------ Data shown
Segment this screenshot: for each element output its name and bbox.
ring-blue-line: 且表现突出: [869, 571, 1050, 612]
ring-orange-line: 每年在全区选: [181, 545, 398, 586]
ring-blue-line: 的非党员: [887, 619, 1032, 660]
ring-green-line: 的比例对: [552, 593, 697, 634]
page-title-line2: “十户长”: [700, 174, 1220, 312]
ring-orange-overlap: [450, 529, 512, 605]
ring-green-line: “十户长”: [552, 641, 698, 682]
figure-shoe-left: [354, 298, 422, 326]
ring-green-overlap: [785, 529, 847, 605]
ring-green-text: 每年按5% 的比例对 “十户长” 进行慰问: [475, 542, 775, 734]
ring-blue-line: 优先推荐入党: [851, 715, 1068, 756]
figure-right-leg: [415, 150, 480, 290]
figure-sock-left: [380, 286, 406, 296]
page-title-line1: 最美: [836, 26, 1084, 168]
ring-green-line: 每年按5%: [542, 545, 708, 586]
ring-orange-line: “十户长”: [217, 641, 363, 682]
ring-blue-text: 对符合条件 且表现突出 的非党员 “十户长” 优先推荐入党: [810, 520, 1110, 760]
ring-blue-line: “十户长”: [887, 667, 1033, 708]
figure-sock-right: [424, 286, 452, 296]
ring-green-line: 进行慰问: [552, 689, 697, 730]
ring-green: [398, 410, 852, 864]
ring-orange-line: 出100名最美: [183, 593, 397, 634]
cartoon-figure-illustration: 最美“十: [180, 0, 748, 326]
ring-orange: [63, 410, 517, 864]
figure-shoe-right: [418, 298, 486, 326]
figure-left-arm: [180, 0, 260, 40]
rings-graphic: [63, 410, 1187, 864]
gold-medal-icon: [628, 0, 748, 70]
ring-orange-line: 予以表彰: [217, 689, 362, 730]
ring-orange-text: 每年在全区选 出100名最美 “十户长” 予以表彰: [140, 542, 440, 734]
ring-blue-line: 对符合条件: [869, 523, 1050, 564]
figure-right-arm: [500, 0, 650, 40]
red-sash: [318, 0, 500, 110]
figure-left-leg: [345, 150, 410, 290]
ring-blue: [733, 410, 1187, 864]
------------
## [Task to carry out]
State how many rows contain the string "left", with case counting, and give only the number.

## [Solution for this exercise]
4